Task to complete:
Reproduce all the lines below exactly and omit the images.
-*-
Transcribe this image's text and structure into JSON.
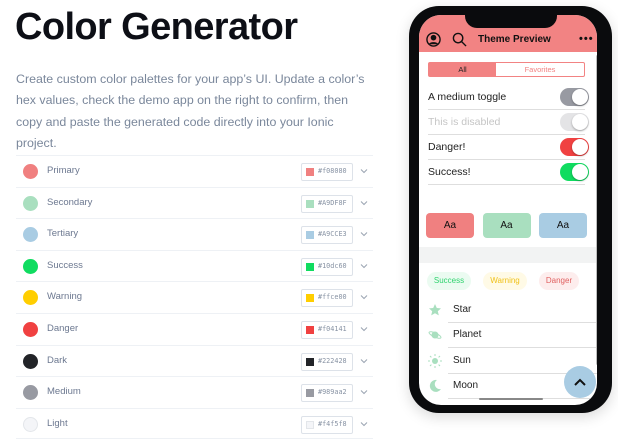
{
  "page": {
    "title": "Color Generator",
    "description": "Create custom color palettes for your app’s UI. Update a color’s hex values, check the demo app on the right to confirm, then copy and paste the generated code directly into your Ionic project."
  },
  "colors": [
    {
      "name": "Primary",
      "hex": "#f08080",
      "color": "#f08080"
    },
    {
      "name": "Secondary",
      "hex": "#A9DF8F",
      "color": "#a9dfbf"
    },
    {
      "name": "Tertiary",
      "hex": "#A9CCE3",
      "color": "#a9cce3"
    },
    {
      "name": "Success",
      "hex": "#10dc60",
      "color": "#10dc60"
    },
    {
      "name": "Warning",
      "hex": "#ffce00",
      "color": "#ffce00"
    },
    {
      "name": "Danger",
      "hex": "#f04141",
      "color": "#f04141"
    },
    {
      "name": "Dark",
      "hex": "#222428",
      "color": "#222428"
    },
    {
      "name": "Medium",
      "hex": "#989aa2",
      "color": "#989aa2"
    },
    {
      "name": "Light",
      "hex": "#f4f5f8",
      "color": "#f4f5f8"
    }
  ],
  "preview": {
    "title": "Theme Preview",
    "segments": [
      "All",
      "Favorites"
    ],
    "toggles": [
      {
        "label": "A medium toggle",
        "color": "#989aa2",
        "disabled": false
      },
      {
        "label": "This is disabled",
        "color": "#e4e4e6",
        "disabled": true
      },
      {
        "label": "Danger!",
        "color": "#f04141",
        "disabled": false
      },
      {
        "label": "Success!",
        "color": "#10dc60",
        "disabled": false
      }
    ],
    "buttons": [
      {
        "label": "Aa",
        "color": "#f08080"
      },
      {
        "label": "Aa",
        "color": "#a9dfbf"
      },
      {
        "label": "Aa",
        "color": "#a9cce3"
      }
    ],
    "chips": [
      {
        "label": "Success",
        "fg": "#2fd36e",
        "bg": "#ebfbf1"
      },
      {
        "label": "Warning",
        "fg": "#f0c21a",
        "bg": "#fffae6"
      },
      {
        "label": "Danger",
        "fg": "#e06060",
        "bg": "#fdeded"
      }
    ],
    "list": [
      {
        "label": "Star",
        "icon": "star-icon"
      },
      {
        "label": "Planet",
        "icon": "planet-icon"
      },
      {
        "label": "Sun",
        "icon": "sun-icon"
      },
      {
        "label": "Moon",
        "icon": "moon-icon"
      }
    ]
  }
}
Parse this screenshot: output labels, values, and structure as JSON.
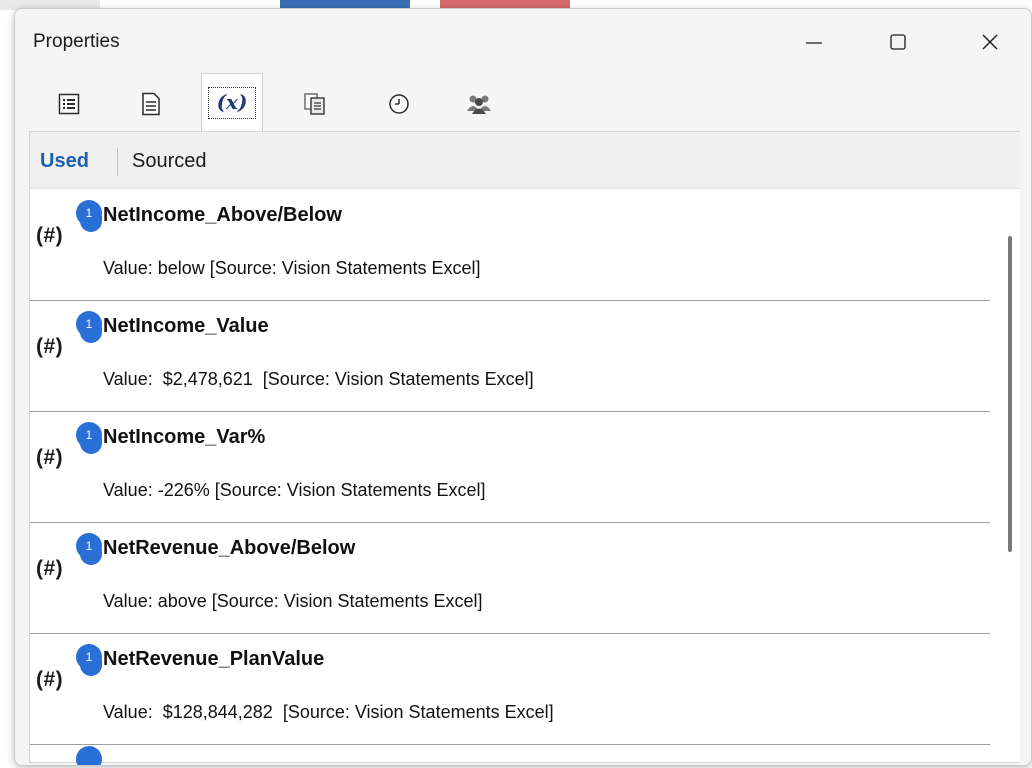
{
  "window": {
    "title": "Properties",
    "controls": {
      "minimize": "minimize-icon",
      "maximize": "maximize-icon",
      "close": "close-icon"
    }
  },
  "toolbar": {
    "tools": [
      {
        "icon": "list-view-icon"
      },
      {
        "icon": "document-icon"
      },
      {
        "icon": "variables-icon",
        "label": "(x)",
        "active": true
      },
      {
        "icon": "copy-document-icon"
      },
      {
        "icon": "clock-icon"
      },
      {
        "icon": "users-icon"
      }
    ]
  },
  "subtabs": {
    "used": "Used",
    "sourced": "Sourced",
    "active": "Used"
  },
  "variables": [
    {
      "name": "NetIncome_Above/Below",
      "value": "Value: below [Source: Vision Statements Excel]",
      "badge": "1",
      "type_label": "(#)"
    },
    {
      "name": "NetIncome_Value",
      "value": "Value:  $2,478,621  [Source: Vision Statements Excel]",
      "badge": "1",
      "type_label": "(#)"
    },
    {
      "name": "NetIncome_Var%",
      "value": "Value: -226% [Source: Vision Statements Excel]",
      "badge": "1",
      "type_label": "(#)"
    },
    {
      "name": "NetRevenue_Above/Below",
      "value": "Value: above [Source: Vision Statements Excel]",
      "badge": "1",
      "type_label": "(#)"
    },
    {
      "name": "NetRevenue_PlanValue",
      "value": "Value:  $128,844,282  [Source: Vision Statements Excel]",
      "badge": "1",
      "type_label": "(#)"
    }
  ],
  "colors": {
    "accent": "#1a5fb4",
    "badge": "#2a6fd6",
    "separator": "#9e9e9e",
    "window_bg": "#f5f5f5"
  }
}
-*-
Expected answer:
Transcribe this image's text and structure into JSON.
{
  "page": {
    "title": "Color Generator",
    "description": "Create custom color palettes for your app’s UI. Update a color’s hex values, check the demo app on the right to confirm, then copy and paste the generated code directly into your Ionic project."
  },
  "colors": [
    {
      "name": "Primary",
      "hex": "#f08080",
      "color": "#f08080"
    },
    {
      "name": "Secondary",
      "hex": "#A9DF8F",
      "color": "#a9dfbf"
    },
    {
      "name": "Tertiary",
      "hex": "#A9CCE3",
      "color": "#a9cce3"
    },
    {
      "name": "Success",
      "hex": "#10dc60",
      "color": "#10dc60"
    },
    {
      "name": "Warning",
      "hex": "#ffce00",
      "color": "#ffce00"
    },
    {
      "name": "Danger",
      "hex": "#f04141",
      "color": "#f04141"
    },
    {
      "name": "Dark",
      "hex": "#222428",
      "color": "#222428"
    },
    {
      "name": "Medium",
      "hex": "#989aa2",
      "color": "#989aa2"
    },
    {
      "name": "Light",
      "hex": "#f4f5f8",
      "color": "#f4f5f8"
    }
  ],
  "preview": {
    "title": "Theme Preview",
    "segments": [
      "All",
      "Favorites"
    ],
    "toggles": [
      {
        "label": "A medium toggle",
        "color": "#989aa2",
        "disabled": false
      },
      {
        "label": "This is disabled",
        "color": "#e4e4e6",
        "disabled": true
      },
      {
        "label": "Danger!",
        "color": "#f04141",
        "disabled": false
      },
      {
        "label": "Success!",
        "color": "#10dc60",
        "disabled": false
      }
    ],
    "buttons": [
      {
        "label": "Aa",
        "color": "#f08080"
      },
      {
        "label": "Aa",
        "color": "#a9dfbf"
      },
      {
        "label": "Aa",
        "color": "#a9cce3"
      }
    ],
    "chips": [
      {
        "label": "Success",
        "fg": "#2fd36e",
        "bg": "#ebfbf1"
      },
      {
        "label": "Warning",
        "fg": "#f0c21a",
        "bg": "#fffae6"
      },
      {
        "label": "Danger",
        "fg": "#e06060",
        "bg": "#fdeded"
      }
    ],
    "list": [
      {
        "label": "Star",
        "icon": "star-icon"
      },
      {
        "label": "Planet",
        "icon": "planet-icon"
      },
      {
        "label": "Sun",
        "icon": "sun-icon"
      },
      {
        "label": "Moon",
        "icon": "moon-icon"
      }
    ]
  }
}
Parse this screenshot: output labels, values, and structure as JSON.
{
  "window": {
    "title": "Properties",
    "controls": {
      "minimize": "minimize-icon",
      "maximize": "maximize-icon",
      "close": "close-icon"
    }
  },
  "toolbar": {
    "tools": [
      {
        "icon": "list-view-icon"
      },
      {
        "icon": "document-icon"
      },
      {
        "icon": "variables-icon",
        "label": "(x)",
        "active": true
      },
      {
        "icon": "copy-document-icon"
      },
      {
        "icon": "clock-icon"
      },
      {
        "icon": "users-icon"
      }
    ]
  },
  "subtabs": {
    "used": "Used",
    "sourced": "Sourced",
    "active": "Used"
  },
  "variables": [
    {
      "name": "NetIncome_Above/Below",
      "value": "Value: below [Source: Vision Statements Excel]",
      "badge": "1",
      "type_label": "(#)"
    },
    {
      "name": "NetIncome_Value",
      "value": "Value:  $2,478,621  [Source: Vision Statements Excel]",
      "badge": "1",
      "type_label": "(#)"
    },
    {
      "name": "NetIncome_Var%",
      "value": "Value: -226% [Source: Vision Statements Excel]",
      "badge": "1",
      "type_label": "(#)"
    },
    {
      "name": "NetRevenue_Above/Below",
      "value": "Value: above [Source: Vision Statements Excel]",
      "badge": "1",
      "type_label": "(#)"
    },
    {
      "name": "NetRevenue_PlanValue",
      "value": "Value:  $128,844,282  [Source: Vision Statements Excel]",
      "badge": "1",
      "type_label": "(#)"
    }
  ],
  "colors": {
    "accent": "#1a5fb4",
    "badge": "#2a6fd6",
    "separator": "#9e9e9e",
    "window_bg": "#f5f5f5"
  }
}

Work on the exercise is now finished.